---------- PROVIDED TEXT ----------
I Hate Politicians, and So Should You

Partisan propaganda is easy. Today I saw this photograph (source via Wil Wheaton’s Tumblr):

Anti-Romney Propaganda

Of course we should forget about Mitt Romney. That shouldn’t default as an endorsement of Barack Obama. I created the image below:

My anti-Obama Propaganda

See how easy that is? Should I thus assume that those against Romney think any (or all) of the factual marks against Obama indicate the same “don’t vote for him” decision that facts about Romney indicate?

They’re both liars. All politicians are liars. Why would I vote for either of these liars, when both will only take away the rights of citizens and steal more power for government?

Pee-wee Herman Should Read the Transcript

Last month Arnold Kling wrote a great post:

The following thought occurred to me recently. Suppose we look at writing on issues where people tend to hold strong opinions that fit with their ideology. Such writing can

(a) attempt to open the minds of people on the opposite side as the author

(b) attempt to open minds of people on the same side as the author

(c) attempt to close minds of people on the same side as the author

So, think about it. Wouldn’t you classify most op-eds and blog posts as (c)? Isn’t that sort of pathetic? …

I think that’s right, and worth remembering when writing to persuade. More importantly, he wrote about Tyler Cowen:

Tyler is good at paying attention to the strongest arguments of those with whom he disagrees. Focusing on weaker arguments instead is a classic (c) move. …

That is exactly right, and it’s the antithesis of partisan politics. It’s the primary reason I despise partisanship.
---------- DATA LINES ----------
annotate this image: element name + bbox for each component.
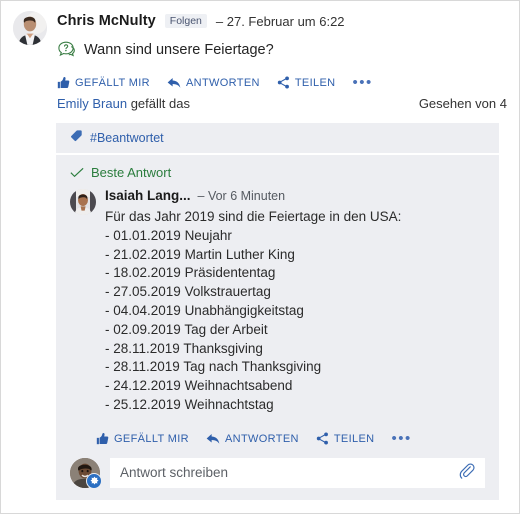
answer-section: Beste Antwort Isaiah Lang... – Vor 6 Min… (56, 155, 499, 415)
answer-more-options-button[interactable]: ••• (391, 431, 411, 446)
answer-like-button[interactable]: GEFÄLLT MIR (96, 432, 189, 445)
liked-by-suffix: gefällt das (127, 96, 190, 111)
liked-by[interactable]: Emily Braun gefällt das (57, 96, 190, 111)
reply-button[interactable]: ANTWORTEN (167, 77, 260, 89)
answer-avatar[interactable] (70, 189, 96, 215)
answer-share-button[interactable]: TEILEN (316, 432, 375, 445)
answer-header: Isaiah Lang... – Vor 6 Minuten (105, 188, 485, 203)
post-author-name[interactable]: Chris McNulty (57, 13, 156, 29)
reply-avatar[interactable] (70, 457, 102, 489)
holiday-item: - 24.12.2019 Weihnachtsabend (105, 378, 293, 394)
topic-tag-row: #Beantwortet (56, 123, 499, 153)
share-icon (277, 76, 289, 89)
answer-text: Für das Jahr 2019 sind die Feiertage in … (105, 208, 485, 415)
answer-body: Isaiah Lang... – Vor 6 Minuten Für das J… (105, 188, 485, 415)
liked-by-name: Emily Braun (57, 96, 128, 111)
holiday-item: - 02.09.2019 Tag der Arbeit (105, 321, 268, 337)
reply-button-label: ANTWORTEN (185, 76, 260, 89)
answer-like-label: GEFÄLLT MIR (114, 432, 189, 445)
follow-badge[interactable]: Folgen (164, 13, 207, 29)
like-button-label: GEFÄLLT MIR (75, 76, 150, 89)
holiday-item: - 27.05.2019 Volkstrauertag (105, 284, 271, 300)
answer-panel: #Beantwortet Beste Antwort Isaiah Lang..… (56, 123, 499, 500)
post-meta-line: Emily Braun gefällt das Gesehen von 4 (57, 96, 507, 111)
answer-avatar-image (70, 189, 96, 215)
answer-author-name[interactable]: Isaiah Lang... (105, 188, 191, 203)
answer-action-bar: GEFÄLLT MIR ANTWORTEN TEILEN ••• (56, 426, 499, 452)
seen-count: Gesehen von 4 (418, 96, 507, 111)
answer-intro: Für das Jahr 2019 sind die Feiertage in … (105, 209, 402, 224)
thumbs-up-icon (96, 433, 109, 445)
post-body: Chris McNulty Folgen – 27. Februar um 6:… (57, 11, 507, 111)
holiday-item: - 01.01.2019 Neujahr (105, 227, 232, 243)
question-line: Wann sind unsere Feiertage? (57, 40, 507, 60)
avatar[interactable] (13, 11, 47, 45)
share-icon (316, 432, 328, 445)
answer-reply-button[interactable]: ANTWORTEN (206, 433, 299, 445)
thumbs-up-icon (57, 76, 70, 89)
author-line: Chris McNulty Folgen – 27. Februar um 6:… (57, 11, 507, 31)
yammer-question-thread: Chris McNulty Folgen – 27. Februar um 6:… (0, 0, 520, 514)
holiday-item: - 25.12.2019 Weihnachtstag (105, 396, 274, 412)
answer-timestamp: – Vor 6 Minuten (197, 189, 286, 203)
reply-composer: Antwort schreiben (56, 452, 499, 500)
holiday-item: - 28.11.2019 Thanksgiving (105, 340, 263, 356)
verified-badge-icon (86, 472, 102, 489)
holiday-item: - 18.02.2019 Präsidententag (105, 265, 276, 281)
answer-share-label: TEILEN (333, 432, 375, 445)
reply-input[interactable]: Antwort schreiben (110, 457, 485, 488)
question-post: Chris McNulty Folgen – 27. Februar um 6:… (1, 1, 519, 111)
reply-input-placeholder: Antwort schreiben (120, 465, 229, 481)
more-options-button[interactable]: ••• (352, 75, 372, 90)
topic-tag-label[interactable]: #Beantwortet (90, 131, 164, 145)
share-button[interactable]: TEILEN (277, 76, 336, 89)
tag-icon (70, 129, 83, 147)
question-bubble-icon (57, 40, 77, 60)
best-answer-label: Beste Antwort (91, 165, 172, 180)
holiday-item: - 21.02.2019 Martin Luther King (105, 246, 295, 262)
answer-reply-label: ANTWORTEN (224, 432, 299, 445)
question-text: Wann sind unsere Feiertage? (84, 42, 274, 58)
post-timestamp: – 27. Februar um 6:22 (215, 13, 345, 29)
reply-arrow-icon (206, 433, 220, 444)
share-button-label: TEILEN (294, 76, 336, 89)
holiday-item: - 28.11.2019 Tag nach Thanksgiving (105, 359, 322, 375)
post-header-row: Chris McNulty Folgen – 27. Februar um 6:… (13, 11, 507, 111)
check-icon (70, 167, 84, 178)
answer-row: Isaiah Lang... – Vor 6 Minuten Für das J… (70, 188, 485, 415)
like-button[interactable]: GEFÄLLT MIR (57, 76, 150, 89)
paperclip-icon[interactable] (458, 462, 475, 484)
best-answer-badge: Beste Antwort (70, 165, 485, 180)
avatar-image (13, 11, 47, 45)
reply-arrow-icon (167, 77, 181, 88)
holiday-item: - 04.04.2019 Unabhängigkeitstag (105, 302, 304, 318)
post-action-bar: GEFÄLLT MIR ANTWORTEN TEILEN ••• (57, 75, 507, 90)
----------
Pick up the essay on partisan politics where it ends and keep writing it in the same voice.

THE RESPONSE ▸
With the new perpetual election season, but specifically the imminent 2012 election, we’re stuck with this. The current example is Rush Limbaugh pretending that the villain in the new Batman movie, The Dark Knight Rises, is a liberal swipe at Mitt Romney because the character’s name is Bane, which is similar to Bain, the venture capital firm Romney ran. So, Limbaugh is a radio DJ who said something obviously ridiculous. Therefore, we get to indict Republicans for believing this.

For example:

To believe that Bane is a Hollywood conspiracy to elect Barack Obama, you’d have to believe that Bane co-creators Chuck Dixon, Doug Moench, and Graham Nolan* (COINCIDENCE?!?!?!) anticipated prior to Romney even announcing a run for public office that Romney would eventually win the GOP primary in 2012, or that Christopher Nolan, anticipating all of this, chose to pick a villain whose name sounds like the company Romney used to work for. On the other hand, if you’re the kind of Republican who believes Barack Obama’s parents placed a fraudulent birth announcement in a Hawaii newspaper in order to shore up his claim to American citizenship in the event he might someday run for president, this probably doesn’t sound like the dumbest thing ever.

Rush Limbaugh is estimated to have around 15 million listeners. Fifteen million.

If you’re that kind of Republican, of course you’re that gullible. But if you’re that kind of person, you’ll believe anything your partisan friends spew. You want to believe. That’s powerful in hiding the truth.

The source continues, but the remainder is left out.